▶ Given task
Leave out the pictures and copy everything else in the entries exactly.

================================

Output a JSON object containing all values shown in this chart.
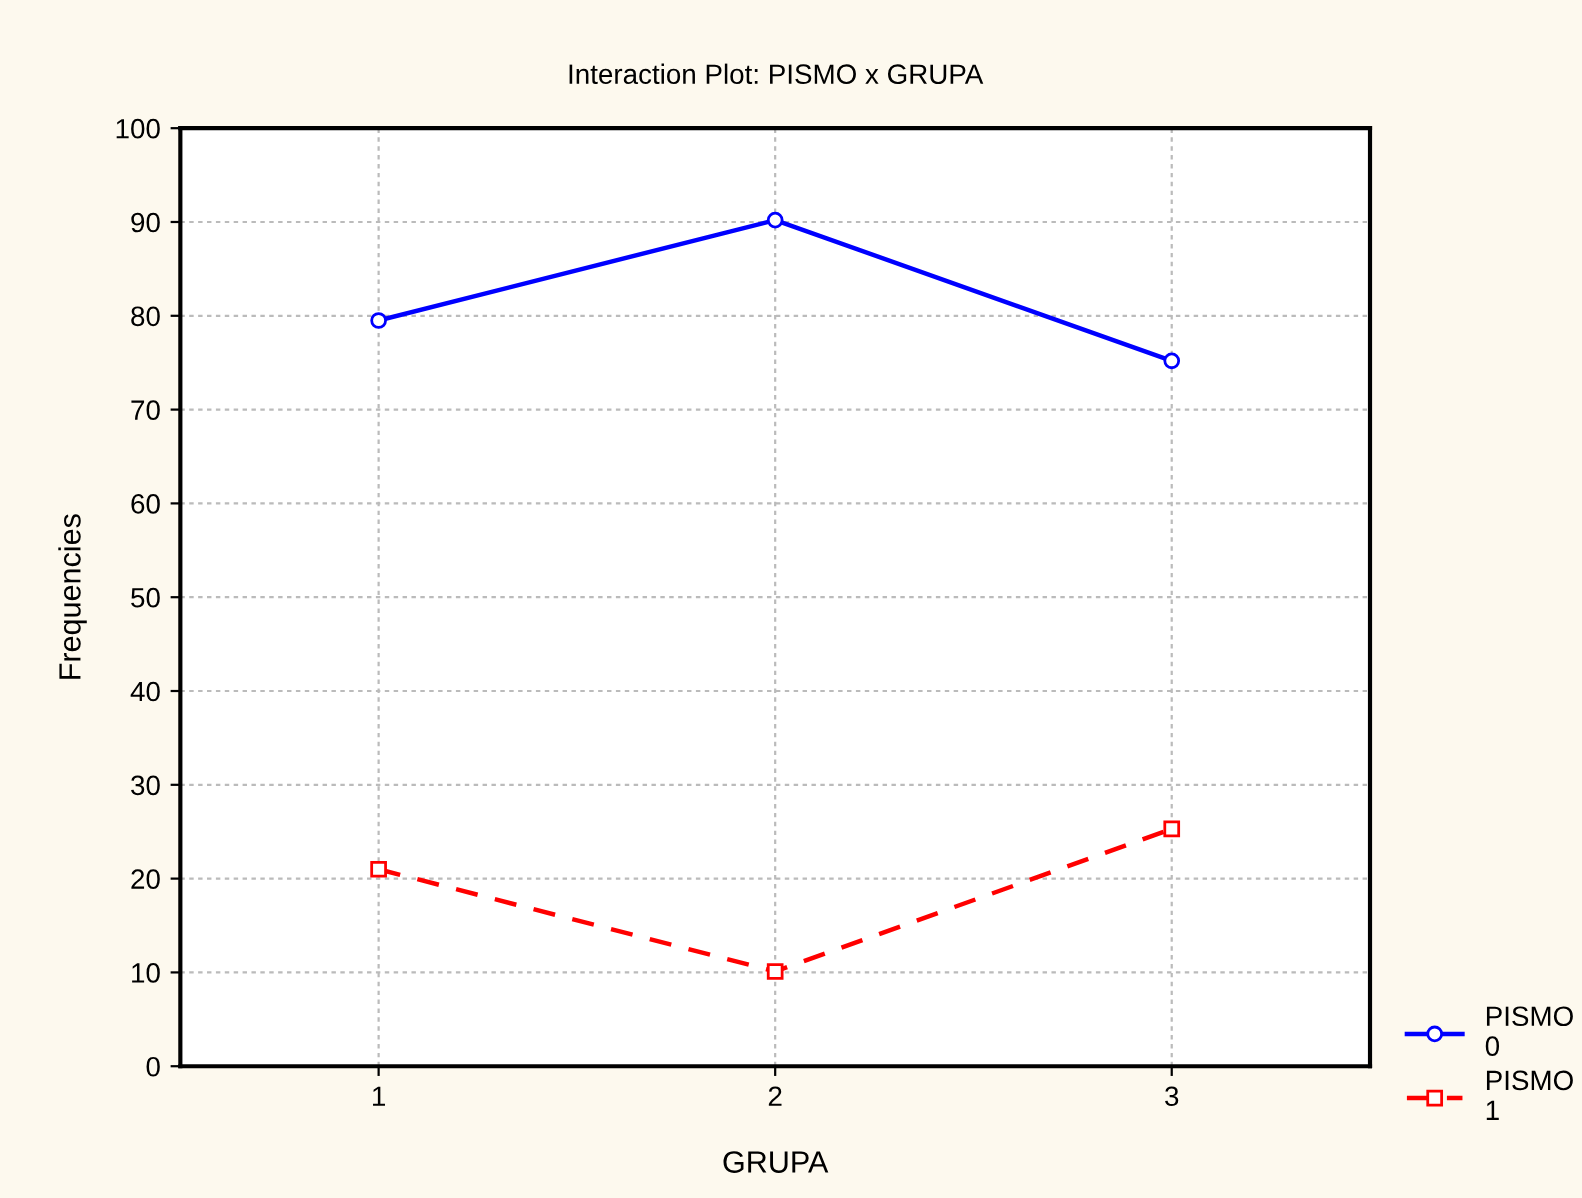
{
  "chart_data": {
    "type": "line",
    "title": "Interaction Plot: PISMO x GRUPA",
    "xlabel": "GRUPA",
    "ylabel": "Frequencies",
    "categories": [
      "1",
      "2",
      "3"
    ],
    "series": [
      {
        "name": "PISMO\n0",
        "color": "#0000ff",
        "values": [
          79.5,
          90.2,
          75.2
        ],
        "marker": "circle",
        "line_style": "solid"
      },
      {
        "name": "PISMO\n1",
        "color": "#ff0000",
        "values": [
          21.0,
          10.1,
          25.3
        ],
        "marker": "square",
        "line_style": "dashed"
      }
    ],
    "ylim": [
      0,
      100
    ],
    "yticks": [
      0,
      10,
      20,
      30,
      40,
      50,
      60,
      70,
      80,
      90,
      100
    ],
    "grid": true,
    "legend": "bottom right"
  }
}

================================

▶ Worked answer
Output a JSON object containing all values shown in this chart.
{
  "chart_data": {
    "type": "line",
    "title": "Interaction Plot: PISMO x GRUPA",
    "xlabel": "GRUPA",
    "ylabel": "Frequencies",
    "categories": [
      "1",
      "2",
      "3"
    ],
    "series": [
      {
        "name": "PISMO\n0",
        "color": "#0000ff",
        "values": [
          79.5,
          90.2,
          75.2
        ],
        "marker": "circle",
        "line_style": "solid"
      },
      {
        "name": "PISMO\n1",
        "color": "#ff0000",
        "values": [
          21.0,
          10.1,
          25.3
        ],
        "marker": "square",
        "line_style": "dashed"
      }
    ],
    "ylim": [
      0,
      100
    ],
    "yticks": [
      0,
      10,
      20,
      30,
      40,
      50,
      60,
      70,
      80,
      90,
      100
    ],
    "grid": true,
    "legend": "bottom right"
  }
}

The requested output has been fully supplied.